» Extracted records:
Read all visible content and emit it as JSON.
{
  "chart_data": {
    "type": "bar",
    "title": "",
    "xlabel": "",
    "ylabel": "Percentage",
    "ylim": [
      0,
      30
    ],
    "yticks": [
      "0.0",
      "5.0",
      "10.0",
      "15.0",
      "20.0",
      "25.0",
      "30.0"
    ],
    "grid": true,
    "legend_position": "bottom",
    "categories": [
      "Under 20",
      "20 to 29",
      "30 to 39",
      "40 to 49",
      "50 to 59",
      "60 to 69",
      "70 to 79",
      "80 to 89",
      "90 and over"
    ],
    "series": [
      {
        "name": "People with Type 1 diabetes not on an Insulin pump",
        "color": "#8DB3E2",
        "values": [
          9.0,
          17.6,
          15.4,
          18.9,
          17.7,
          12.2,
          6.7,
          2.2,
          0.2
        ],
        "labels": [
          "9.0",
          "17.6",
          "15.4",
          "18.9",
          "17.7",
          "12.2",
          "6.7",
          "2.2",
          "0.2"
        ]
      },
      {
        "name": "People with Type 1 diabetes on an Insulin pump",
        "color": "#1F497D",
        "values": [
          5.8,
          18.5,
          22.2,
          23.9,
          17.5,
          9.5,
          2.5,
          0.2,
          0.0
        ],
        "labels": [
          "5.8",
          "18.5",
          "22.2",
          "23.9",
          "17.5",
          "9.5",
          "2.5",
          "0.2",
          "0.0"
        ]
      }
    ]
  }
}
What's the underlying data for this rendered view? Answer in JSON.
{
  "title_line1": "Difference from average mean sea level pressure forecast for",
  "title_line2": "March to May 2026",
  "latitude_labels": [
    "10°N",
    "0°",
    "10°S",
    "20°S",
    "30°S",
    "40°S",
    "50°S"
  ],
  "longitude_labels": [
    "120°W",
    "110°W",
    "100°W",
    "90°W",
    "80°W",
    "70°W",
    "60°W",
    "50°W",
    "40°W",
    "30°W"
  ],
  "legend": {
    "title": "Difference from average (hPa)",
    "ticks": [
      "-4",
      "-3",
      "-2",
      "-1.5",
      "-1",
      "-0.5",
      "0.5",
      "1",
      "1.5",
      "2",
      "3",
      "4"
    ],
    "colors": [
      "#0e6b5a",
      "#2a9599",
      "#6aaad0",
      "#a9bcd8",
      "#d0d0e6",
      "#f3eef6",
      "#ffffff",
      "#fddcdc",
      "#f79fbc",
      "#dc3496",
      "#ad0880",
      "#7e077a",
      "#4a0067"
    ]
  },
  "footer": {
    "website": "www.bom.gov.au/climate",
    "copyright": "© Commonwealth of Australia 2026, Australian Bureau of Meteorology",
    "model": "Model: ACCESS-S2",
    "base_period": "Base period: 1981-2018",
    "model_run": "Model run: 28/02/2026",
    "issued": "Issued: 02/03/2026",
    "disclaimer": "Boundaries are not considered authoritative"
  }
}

» Short problem: Copy each record from above without leaving any out.

» The completed task:
Read all visible content and emit it as JSON.
{
  "chart_data": {
    "type": "bar",
    "title": "",
    "xlabel": "",
    "ylabel": "Percentage",
    "ylim": [
      0,
      30
    ],
    "yticks": [
      "0.0",
      "5.0",
      "10.0",
      "15.0",
      "20.0",
      "25.0",
      "30.0"
    ],
    "grid": true,
    "legend_position": "bottom",
    "categories": [
      "Under 20",
      "20 to 29",
      "30 to 39",
      "40 to 49",
      "50 to 59",
      "60 to 69",
      "70 to 79",
      "80 to 89",
      "90 and over"
    ],
    "series": [
      {
        "name": "People with Type 1 diabetes not on an Insulin pump",
        "color": "#8DB3E2",
        "values": [
          9.0,
          17.6,
          15.4,
          18.9,
          17.7,
          12.2,
          6.7,
          2.2,
          0.2
        ],
        "labels": [
          "9.0",
          "17.6",
          "15.4",
          "18.9",
          "17.7",
          "12.2",
          "6.7",
          "2.2",
          "0.2"
        ]
      },
      {
        "name": "People with Type 1 diabetes on an Insulin pump",
        "color": "#1F497D",
        "values": [
          5.8,
          18.5,
          22.2,
          23.9,
          17.5,
          9.5,
          2.5,
          0.2,
          0.0
        ],
        "labels": [
          "5.8",
          "18.5",
          "22.2",
          "23.9",
          "17.5",
          "9.5",
          "2.5",
          "0.2",
          "0.0"
        ]
      }
    ]
  }
}
What's the underlying data for this rendered view? Answer in JSON.
{
  "title_line1": "Difference from average mean sea level pressure forecast for",
  "title_line2": "March to May 2026",
  "latitude_labels": [
    "10°N",
    "0°",
    "10°S",
    "20°S",
    "30°S",
    "40°S",
    "50°S"
  ],
  "longitude_labels": [
    "120°W",
    "110°W",
    "100°W",
    "90°W",
    "80°W",
    "70°W",
    "60°W",
    "50°W",
    "40°W",
    "30°W"
  ],
  "legend": {
    "title": "Difference from average (hPa)",
    "ticks": [
      "-4",
      "-3",
      "-2",
      "-1.5",
      "-1",
      "-0.5",
      "0.5",
      "1",
      "1.5",
      "2",
      "3",
      "4"
    ],
    "colors": [
      "#0e6b5a",
      "#2a9599",
      "#6aaad0",
      "#a9bcd8",
      "#d0d0e6",
      "#f3eef6",
      "#ffffff",
      "#fddcdc",
      "#f79fbc",
      "#dc3496",
      "#ad0880",
      "#7e077a",
      "#4a0067"
    ]
  },
  "footer": {
    "website": "www.bom.gov.au/climate",
    "copyright": "© Commonwealth of Australia 2026, Australian Bureau of Meteorology",
    "model": "Model: ACCESS-S2",
    "base_period": "Base period: 1981-2018",
    "model_run": "Model run: 28/02/2026",
    "issued": "Issued: 02/03/2026",
    "disclaimer": "Boundaries are not considered authoritative"
  }
}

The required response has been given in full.